Exercise details:
Repeat the rows below word for word, beginning with the first one and going on through the line that contains "point [226,146,238,160]".
---------- Extracted information ----------
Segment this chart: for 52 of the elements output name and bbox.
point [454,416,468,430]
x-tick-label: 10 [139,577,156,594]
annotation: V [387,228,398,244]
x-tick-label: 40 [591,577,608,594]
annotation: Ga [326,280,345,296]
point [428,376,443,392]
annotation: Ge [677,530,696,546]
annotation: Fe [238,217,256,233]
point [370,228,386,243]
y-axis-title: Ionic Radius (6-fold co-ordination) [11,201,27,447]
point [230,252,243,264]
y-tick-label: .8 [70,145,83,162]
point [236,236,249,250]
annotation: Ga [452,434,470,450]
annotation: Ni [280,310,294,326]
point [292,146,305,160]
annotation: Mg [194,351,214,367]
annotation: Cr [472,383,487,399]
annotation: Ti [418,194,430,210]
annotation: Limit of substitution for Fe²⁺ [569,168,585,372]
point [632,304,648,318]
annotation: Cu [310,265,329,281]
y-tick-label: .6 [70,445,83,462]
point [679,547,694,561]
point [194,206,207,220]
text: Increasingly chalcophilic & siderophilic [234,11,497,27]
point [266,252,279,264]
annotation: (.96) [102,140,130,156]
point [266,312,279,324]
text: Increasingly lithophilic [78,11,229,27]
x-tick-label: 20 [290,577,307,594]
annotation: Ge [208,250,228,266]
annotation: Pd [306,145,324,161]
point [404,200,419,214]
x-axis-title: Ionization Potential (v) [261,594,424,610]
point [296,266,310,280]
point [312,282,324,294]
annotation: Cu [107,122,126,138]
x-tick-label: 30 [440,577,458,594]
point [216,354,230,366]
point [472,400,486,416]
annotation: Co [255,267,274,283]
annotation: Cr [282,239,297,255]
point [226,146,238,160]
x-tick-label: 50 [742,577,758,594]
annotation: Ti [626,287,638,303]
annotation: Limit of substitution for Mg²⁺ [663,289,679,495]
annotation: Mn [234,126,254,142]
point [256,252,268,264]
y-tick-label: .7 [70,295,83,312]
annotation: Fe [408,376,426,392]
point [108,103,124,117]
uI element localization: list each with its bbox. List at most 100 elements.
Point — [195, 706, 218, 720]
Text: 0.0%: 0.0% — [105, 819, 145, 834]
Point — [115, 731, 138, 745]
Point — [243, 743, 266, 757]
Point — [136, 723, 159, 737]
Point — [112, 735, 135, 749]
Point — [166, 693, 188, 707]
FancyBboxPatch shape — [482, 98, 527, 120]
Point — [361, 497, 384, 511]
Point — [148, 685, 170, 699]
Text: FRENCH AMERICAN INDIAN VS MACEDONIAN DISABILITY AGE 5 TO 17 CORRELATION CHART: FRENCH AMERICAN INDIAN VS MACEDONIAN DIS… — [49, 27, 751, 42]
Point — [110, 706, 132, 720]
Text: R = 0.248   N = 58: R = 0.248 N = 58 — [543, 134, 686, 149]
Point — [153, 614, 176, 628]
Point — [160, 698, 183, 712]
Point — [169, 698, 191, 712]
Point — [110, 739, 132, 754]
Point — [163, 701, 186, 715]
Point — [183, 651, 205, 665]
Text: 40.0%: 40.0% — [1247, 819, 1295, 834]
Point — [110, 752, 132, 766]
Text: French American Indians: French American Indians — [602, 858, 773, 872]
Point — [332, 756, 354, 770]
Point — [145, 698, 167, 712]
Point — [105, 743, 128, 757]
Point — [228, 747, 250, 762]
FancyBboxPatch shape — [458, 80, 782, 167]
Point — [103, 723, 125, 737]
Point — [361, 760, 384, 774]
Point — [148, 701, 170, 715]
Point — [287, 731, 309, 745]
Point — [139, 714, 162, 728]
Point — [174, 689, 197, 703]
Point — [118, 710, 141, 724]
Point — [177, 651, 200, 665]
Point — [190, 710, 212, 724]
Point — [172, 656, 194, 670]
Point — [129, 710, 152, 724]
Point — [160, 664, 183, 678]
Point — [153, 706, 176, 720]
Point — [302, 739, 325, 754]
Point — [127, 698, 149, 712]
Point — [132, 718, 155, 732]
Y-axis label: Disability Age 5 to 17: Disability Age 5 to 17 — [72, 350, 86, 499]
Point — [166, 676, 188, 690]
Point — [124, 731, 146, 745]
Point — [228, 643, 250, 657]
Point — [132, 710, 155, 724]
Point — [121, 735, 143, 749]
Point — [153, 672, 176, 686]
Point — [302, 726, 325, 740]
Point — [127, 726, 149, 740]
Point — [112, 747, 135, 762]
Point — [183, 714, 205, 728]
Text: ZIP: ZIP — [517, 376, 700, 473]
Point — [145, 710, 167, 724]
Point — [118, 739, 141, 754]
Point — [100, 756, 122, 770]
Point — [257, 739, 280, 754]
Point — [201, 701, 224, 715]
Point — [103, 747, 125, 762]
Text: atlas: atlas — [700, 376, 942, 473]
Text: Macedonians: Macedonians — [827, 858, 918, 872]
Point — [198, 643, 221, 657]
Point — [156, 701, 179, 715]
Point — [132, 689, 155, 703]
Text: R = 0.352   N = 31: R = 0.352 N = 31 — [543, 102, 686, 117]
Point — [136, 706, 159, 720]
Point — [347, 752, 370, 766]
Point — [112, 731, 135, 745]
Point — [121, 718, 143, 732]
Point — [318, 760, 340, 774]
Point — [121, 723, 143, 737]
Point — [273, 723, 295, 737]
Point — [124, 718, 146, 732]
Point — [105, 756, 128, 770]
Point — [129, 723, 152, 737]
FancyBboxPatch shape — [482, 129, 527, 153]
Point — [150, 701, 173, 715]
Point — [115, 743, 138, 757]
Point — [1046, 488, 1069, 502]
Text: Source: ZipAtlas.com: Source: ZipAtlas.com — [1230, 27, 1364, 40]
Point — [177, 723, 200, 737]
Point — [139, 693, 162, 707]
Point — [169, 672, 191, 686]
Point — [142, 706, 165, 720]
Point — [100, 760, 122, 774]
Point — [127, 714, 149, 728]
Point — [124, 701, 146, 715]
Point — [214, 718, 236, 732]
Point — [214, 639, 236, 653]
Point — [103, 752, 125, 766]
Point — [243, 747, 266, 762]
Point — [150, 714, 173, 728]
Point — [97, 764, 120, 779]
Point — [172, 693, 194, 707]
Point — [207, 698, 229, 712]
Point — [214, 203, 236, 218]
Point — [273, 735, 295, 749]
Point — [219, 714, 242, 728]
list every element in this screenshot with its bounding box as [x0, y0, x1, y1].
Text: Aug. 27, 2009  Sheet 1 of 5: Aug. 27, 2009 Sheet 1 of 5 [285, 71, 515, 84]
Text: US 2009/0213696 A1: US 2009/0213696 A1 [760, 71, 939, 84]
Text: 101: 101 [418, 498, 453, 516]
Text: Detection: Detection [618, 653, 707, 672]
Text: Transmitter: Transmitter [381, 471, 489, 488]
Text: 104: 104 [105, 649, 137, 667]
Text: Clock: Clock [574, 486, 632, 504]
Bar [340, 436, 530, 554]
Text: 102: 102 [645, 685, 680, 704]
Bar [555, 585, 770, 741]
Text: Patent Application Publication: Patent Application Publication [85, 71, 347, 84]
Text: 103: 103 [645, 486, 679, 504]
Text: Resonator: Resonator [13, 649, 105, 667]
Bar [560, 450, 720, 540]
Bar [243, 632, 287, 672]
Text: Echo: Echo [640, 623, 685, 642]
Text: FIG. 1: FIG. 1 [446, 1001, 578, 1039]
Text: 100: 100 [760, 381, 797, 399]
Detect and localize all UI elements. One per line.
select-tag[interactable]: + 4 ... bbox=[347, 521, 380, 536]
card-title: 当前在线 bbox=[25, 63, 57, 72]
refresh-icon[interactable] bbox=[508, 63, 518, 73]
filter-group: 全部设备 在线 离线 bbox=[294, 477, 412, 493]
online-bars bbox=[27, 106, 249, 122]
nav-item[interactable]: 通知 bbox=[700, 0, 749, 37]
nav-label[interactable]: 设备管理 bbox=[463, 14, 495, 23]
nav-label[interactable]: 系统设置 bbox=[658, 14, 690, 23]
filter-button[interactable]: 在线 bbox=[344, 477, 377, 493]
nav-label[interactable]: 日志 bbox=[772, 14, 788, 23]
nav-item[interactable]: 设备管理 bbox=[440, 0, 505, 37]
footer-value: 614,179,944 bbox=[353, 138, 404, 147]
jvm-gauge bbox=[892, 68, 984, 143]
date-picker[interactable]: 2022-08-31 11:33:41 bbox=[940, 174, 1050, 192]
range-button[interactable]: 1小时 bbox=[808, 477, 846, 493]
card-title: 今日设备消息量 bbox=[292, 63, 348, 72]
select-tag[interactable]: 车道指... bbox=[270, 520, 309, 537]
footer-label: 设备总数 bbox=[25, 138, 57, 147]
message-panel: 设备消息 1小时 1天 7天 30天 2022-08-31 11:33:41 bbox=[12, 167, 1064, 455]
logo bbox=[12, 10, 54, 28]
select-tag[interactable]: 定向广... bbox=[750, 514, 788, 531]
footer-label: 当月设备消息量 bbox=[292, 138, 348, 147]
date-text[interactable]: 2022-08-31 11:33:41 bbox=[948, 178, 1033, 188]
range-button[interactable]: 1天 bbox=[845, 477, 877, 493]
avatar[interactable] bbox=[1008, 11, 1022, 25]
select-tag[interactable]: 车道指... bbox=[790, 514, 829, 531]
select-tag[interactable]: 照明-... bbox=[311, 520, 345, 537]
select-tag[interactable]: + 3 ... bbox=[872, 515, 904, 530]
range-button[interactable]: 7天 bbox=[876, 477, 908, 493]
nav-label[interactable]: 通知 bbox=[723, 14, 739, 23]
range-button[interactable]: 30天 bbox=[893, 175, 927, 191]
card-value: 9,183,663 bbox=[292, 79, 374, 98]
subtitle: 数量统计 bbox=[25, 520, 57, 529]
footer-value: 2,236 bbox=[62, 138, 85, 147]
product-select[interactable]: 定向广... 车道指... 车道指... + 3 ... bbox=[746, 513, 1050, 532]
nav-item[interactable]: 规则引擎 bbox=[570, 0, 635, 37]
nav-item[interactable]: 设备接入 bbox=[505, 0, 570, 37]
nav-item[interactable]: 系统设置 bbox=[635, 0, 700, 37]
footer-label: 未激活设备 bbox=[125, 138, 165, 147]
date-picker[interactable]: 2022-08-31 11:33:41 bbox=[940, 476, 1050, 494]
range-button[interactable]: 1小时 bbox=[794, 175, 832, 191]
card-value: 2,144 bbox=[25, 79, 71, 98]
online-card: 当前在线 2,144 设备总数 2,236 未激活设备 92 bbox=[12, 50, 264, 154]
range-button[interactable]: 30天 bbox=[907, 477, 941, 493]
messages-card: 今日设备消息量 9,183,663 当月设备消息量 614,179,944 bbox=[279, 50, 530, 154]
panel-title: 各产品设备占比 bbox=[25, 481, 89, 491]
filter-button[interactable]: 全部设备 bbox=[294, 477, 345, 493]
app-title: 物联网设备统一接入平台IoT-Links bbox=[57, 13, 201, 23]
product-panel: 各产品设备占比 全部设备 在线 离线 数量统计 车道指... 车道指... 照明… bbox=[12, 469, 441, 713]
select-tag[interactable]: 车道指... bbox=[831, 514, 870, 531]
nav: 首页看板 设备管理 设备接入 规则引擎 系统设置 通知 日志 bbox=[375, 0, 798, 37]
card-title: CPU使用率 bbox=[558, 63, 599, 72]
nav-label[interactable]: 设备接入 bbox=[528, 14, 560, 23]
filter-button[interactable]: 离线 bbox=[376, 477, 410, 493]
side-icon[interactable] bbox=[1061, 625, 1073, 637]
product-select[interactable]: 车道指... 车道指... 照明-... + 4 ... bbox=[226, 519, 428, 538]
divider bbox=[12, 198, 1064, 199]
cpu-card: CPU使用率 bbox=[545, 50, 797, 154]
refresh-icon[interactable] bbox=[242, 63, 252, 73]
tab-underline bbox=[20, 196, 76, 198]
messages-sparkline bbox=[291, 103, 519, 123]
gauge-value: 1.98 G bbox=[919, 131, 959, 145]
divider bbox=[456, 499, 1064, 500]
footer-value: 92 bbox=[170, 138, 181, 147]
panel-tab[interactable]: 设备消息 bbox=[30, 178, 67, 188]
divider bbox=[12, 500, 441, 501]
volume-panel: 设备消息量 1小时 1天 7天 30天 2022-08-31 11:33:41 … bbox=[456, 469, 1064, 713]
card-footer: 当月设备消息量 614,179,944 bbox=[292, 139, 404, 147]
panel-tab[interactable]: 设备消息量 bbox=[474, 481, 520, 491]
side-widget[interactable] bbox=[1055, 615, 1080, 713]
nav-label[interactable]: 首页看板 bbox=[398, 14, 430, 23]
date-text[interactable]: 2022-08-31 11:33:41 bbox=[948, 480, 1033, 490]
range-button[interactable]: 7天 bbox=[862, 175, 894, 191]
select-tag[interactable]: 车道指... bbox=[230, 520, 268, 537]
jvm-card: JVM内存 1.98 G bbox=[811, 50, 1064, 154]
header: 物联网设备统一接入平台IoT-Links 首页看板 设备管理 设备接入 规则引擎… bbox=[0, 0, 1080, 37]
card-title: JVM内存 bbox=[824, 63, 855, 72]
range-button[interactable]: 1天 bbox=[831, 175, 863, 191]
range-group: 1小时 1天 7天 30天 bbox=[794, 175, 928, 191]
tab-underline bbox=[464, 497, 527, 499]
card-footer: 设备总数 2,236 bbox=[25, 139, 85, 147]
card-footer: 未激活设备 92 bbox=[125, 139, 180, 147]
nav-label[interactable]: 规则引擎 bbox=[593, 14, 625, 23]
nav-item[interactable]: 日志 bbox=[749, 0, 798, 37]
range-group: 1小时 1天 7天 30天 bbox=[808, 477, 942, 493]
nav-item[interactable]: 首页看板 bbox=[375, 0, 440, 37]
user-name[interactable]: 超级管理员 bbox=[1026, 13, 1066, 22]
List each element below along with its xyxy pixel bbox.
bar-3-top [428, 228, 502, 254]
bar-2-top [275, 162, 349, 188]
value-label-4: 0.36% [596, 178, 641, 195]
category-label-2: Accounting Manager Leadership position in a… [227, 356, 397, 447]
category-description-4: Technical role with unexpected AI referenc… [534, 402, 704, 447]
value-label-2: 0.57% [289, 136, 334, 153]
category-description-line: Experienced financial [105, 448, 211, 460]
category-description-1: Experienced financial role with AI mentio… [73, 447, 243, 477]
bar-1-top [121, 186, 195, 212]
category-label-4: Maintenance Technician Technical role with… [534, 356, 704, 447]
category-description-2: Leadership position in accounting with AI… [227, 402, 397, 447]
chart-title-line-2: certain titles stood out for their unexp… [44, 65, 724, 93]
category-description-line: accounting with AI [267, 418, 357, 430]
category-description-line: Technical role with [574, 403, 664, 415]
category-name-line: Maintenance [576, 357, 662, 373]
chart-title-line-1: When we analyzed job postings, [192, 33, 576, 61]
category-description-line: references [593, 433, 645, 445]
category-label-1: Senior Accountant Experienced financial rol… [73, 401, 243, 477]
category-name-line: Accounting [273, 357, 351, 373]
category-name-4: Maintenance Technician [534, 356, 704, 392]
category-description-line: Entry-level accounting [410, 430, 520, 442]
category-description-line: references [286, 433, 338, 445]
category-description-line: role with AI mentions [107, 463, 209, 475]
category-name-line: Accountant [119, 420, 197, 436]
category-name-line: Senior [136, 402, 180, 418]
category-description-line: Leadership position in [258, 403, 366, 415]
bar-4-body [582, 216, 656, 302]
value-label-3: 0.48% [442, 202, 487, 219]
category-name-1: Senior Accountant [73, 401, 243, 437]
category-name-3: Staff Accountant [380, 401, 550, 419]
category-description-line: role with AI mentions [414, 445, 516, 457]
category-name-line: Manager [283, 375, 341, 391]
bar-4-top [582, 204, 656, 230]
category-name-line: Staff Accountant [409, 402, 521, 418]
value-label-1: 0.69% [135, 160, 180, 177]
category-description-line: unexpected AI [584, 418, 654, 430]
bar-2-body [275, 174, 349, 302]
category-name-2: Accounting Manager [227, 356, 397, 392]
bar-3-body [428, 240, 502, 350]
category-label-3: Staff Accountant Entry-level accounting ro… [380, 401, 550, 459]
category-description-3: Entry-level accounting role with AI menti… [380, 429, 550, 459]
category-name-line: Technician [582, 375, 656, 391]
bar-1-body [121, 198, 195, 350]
----------
Task response:
Segment this chart: for 52 of the elements output name and bbox.
point [454,416,468,430]
x-tick-label: 10 [139,577,156,594]
annotation: V [387,228,398,244]
x-tick-label: 40 [591,577,608,594]
annotation: Ga [326,280,345,296]
point [428,376,443,392]
annotation: Ge [677,530,696,546]
annotation: Fe [238,217,256,233]
point [370,228,386,243]
y-axis-title: Ionic Radius (6-fold co-ordination) [11,201,27,447]
point [230,252,243,264]
y-tick-label: .8 [70,145,83,162]
point [236,236,249,250]
annotation: Ga [452,434,470,450]
annotation: Ni [280,310,294,326]
point [292,146,305,160]
annotation: Mg [194,351,214,367]
annotation: Cr [472,383,487,399]
annotation: Ti [418,194,430,210]
annotation: Limit of substitution for Fe²⁺ [569,168,585,372]
point [632,304,648,318]
annotation: Cu [310,265,329,281]
y-tick-label: .6 [70,445,83,462]
point [679,547,694,561]
point [194,206,207,220]
text: Increasingly chalcophilic & siderophilic [234,11,497,27]
point [266,252,279,264]
annotation: (.96) [102,140,130,156]
point [266,312,279,324]
text: Increasingly lithophilic [78,11,229,27]
x-tick-label: 20 [290,577,307,594]
annotation: Ge [208,250,228,266]
annotation: Pd [306,145,324,161]
point [404,200,419,214]
x-axis-title: Ionization Potential (v) [261,594,424,610]
point [296,266,310,280]
point [312,282,324,294]
annotation: Cu [107,122,126,138]
x-tick-label: 30 [440,577,458,594]
point [216,354,230,366]
point [472,400,486,416]
annotation: Co [255,267,274,283]
annotation: Cr [282,239,297,255]
point [226,146,238,160]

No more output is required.